Extracted data entries:

▬▬▬▬▬▬▬▬▬▬

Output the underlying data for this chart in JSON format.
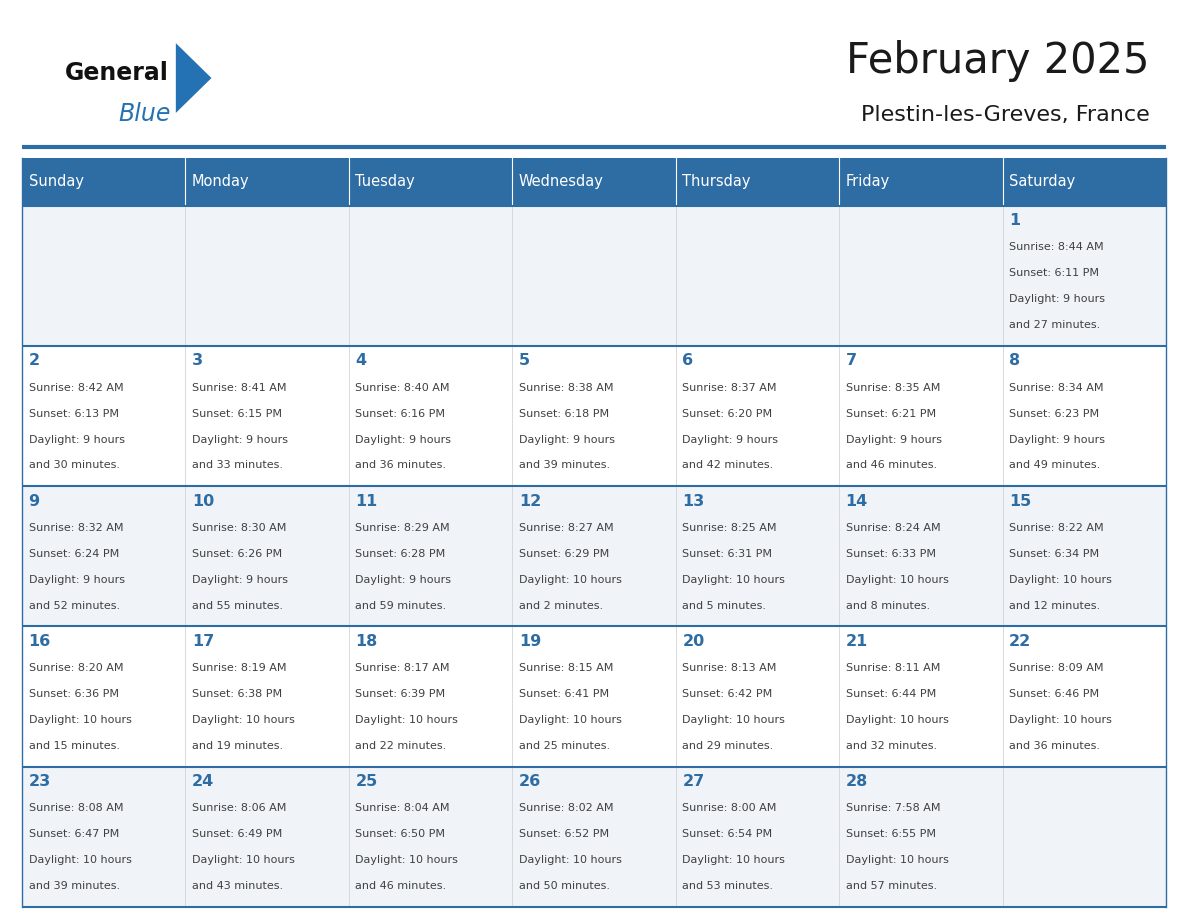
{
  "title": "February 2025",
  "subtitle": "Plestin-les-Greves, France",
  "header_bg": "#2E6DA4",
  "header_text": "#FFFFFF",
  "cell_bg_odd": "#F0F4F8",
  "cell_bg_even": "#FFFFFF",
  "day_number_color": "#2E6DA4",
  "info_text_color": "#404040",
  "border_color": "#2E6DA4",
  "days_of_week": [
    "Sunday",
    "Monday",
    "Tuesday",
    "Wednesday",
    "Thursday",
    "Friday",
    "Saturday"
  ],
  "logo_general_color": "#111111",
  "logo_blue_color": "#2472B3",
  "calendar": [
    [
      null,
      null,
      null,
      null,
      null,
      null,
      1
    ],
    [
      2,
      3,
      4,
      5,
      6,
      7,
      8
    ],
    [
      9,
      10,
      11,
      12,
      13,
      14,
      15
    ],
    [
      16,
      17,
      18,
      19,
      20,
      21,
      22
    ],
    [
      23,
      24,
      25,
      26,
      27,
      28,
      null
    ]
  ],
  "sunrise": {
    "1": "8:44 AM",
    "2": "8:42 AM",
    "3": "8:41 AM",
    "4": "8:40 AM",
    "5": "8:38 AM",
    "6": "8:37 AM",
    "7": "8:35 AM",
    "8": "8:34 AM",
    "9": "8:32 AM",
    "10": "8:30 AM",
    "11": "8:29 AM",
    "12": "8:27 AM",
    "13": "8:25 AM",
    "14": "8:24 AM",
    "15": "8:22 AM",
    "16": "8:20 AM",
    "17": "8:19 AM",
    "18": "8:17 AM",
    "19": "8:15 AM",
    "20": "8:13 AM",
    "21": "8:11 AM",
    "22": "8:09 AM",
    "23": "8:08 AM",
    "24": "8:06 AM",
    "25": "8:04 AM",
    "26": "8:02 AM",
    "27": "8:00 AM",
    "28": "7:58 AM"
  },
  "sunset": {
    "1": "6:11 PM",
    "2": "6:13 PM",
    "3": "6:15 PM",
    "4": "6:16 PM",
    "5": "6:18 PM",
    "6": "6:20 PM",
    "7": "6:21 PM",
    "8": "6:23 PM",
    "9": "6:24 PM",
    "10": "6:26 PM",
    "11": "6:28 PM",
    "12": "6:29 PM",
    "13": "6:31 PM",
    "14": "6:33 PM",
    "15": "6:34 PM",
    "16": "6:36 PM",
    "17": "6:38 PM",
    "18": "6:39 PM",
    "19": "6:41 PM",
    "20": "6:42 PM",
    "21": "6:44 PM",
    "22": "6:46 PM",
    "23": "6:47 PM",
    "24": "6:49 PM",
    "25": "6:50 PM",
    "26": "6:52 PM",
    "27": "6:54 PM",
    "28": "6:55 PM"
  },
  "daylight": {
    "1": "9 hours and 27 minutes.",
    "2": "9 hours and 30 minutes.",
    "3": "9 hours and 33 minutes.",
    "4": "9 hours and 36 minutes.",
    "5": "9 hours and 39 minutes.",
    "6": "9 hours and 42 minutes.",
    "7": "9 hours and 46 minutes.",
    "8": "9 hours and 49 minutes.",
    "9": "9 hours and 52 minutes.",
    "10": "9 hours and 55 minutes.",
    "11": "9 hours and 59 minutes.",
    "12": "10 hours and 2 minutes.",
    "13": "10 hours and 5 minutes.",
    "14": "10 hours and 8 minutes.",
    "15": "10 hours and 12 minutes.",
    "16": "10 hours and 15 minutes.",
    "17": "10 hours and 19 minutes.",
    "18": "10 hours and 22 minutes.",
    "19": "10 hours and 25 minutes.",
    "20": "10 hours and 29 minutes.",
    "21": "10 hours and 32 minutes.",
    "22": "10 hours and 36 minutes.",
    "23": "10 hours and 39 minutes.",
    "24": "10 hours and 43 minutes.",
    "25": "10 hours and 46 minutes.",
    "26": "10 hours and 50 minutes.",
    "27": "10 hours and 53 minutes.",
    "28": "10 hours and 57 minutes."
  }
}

▬▬▬▬▬▬▬▬▬▬

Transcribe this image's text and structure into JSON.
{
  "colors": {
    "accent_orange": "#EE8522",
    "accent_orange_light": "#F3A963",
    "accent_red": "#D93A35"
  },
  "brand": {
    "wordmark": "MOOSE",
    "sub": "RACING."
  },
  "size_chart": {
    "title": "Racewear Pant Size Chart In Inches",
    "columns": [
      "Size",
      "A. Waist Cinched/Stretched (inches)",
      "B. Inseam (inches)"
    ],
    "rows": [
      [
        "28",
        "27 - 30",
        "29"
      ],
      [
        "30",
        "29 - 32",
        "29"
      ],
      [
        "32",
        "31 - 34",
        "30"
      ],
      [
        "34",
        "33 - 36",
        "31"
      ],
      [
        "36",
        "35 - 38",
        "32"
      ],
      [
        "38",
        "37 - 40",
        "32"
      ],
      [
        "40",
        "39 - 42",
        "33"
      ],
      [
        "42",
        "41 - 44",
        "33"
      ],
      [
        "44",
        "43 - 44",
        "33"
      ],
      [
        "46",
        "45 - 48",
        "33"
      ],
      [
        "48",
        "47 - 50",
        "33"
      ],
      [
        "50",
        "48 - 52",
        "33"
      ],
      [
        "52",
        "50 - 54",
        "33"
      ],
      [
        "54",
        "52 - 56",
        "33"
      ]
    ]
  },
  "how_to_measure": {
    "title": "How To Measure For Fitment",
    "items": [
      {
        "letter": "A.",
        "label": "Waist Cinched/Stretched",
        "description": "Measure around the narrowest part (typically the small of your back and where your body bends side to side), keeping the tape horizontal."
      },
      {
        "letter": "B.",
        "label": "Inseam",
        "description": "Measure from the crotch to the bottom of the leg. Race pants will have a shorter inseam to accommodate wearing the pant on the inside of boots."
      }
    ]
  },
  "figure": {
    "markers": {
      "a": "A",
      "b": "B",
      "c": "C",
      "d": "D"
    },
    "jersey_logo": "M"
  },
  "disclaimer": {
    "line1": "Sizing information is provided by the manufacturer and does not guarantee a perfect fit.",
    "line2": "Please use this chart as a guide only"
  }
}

▬▬▬▬▬▬▬▬▬▬

**WORK TO DO:**
Which lines contain the word "this"? Copy each one.

**RESULT BELOW:**
Output the underlying data for this chart in JSON format.
Transcribe this image's text and structure into JSON.
    "line2": "Please use this chart as a guide only"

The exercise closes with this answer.